**Problem to solve**: Produce an exact transcription of the listing below, omitting the pictures.
==*==
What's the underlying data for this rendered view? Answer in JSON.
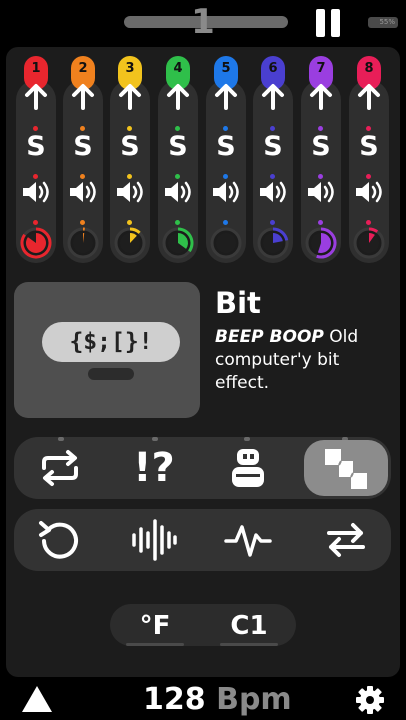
{
  "topbar": {
    "beat_number": "1",
    "battery_label": "55%"
  },
  "channels": [
    {
      "label": "1",
      "color": "#e8262e",
      "knob_fill": 0.85
    },
    {
      "label": "2",
      "color": "#f0811e",
      "knob_fill": 0.02
    },
    {
      "label": "3",
      "color": "#f2c31d",
      "knob_fill": 0.12
    },
    {
      "label": "4",
      "color": "#2fbf4a",
      "knob_fill": 0.35
    },
    {
      "label": "5",
      "color": "#1e78e8",
      "knob_fill": 0.0
    },
    {
      "label": "6",
      "color": "#4a3fd0",
      "knob_fill": 0.22
    },
    {
      "label": "7",
      "color": "#9a3ee0",
      "knob_fill": 0.55
    },
    {
      "label": "8",
      "color": "#e81e58",
      "knob_fill": 0.1
    }
  ],
  "effect": {
    "glyph": "{$;[}!",
    "title": "Bit",
    "desc_emph": "BEEP BOOP",
    "desc_rest": " Old computer'y bit effect."
  },
  "bottom": {
    "unit_label": "°F",
    "key_label": "C1",
    "bpm_value": "128",
    "bpm_unit": "Bpm"
  },
  "icons": {
    "row1": [
      "repeat-icon",
      "exclaim-question-icon",
      "robot-icon",
      "stairs-icon"
    ],
    "row2": [
      "restart-icon",
      "waveform-icon",
      "pulse-icon",
      "swap-icon"
    ]
  },
  "colors": {
    "background": "#000000",
    "panel": "#1c1c1c",
    "strip": "#2f2f2f",
    "active_button": "#8c8c8c"
  }
}
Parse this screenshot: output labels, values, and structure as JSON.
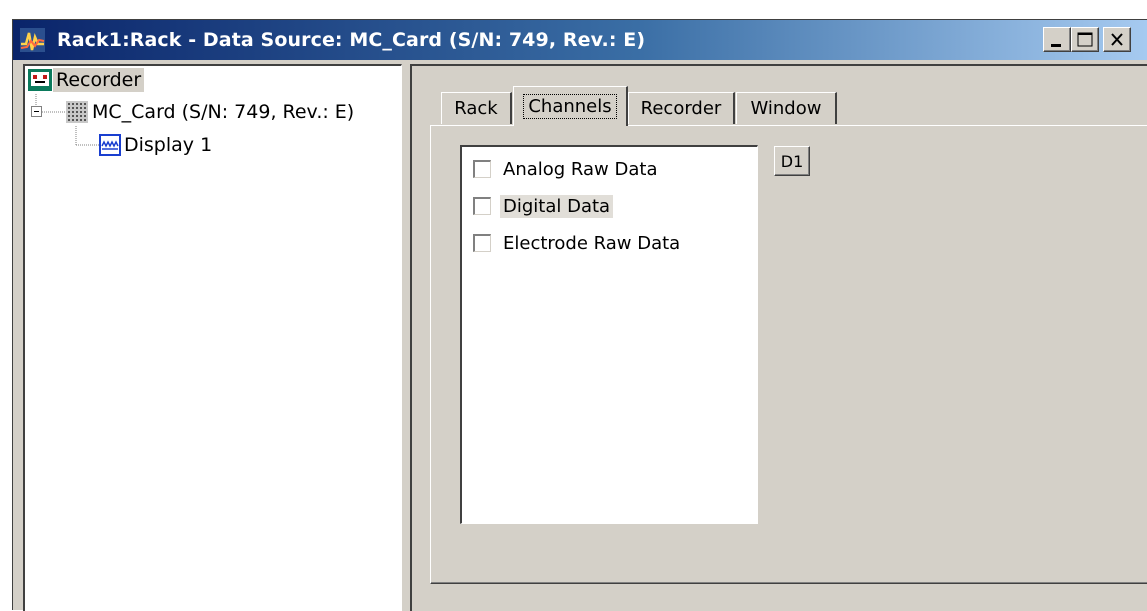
==*==
**Output of the task**:
What's the underlying data for this rendered view? Answer in JSON.
{
  "topbar": {
    "beat_number": "1",
    "battery_label": "55%"
  },
  "channels": [
    {
      "label": "1",
      "color": "#e8262e",
      "knob_fill": 0.85
    },
    {
      "label": "2",
      "color": "#f0811e",
      "knob_fill": 0.02
    },
    {
      "label": "3",
      "color": "#f2c31d",
      "knob_fill": 0.12
    },
    {
      "label": "4",
      "color": "#2fbf4a",
      "knob_fill": 0.35
    },
    {
      "label": "5",
      "color": "#1e78e8",
      "knob_fill": 0.0
    },
    {
      "label": "6",
      "color": "#4a3fd0",
      "knob_fill": 0.22
    },
    {
      "label": "7",
      "color": "#9a3ee0",
      "knob_fill": 0.55
    },
    {
      "label": "8",
      "color": "#e81e58",
      "knob_fill": 0.1
    }
  ],
  "effect": {
    "glyph": "{$;[}!",
    "title": "Bit",
    "desc_emph": "BEEP BOOP",
    "desc_rest": " Old computer'y bit effect."
  },
  "bottom": {
    "unit_label": "°F",
    "key_label": "C1",
    "bpm_value": "128",
    "bpm_unit": "Bpm"
  },
  "icons": {
    "row1": [
      "repeat-icon",
      "exclaim-question-icon",
      "robot-icon",
      "stairs-icon"
    ],
    "row2": [
      "restart-icon",
      "waveform-icon",
      "pulse-icon",
      "swap-icon"
    ]
  },
  "colors": {
    "background": "#000000",
    "panel": "#1c1c1c",
    "strip": "#2f2f2f",
    "active_button": "#8c8c8c"
  }
}
Parse this screenshot: output labels, values, and structure as JSON.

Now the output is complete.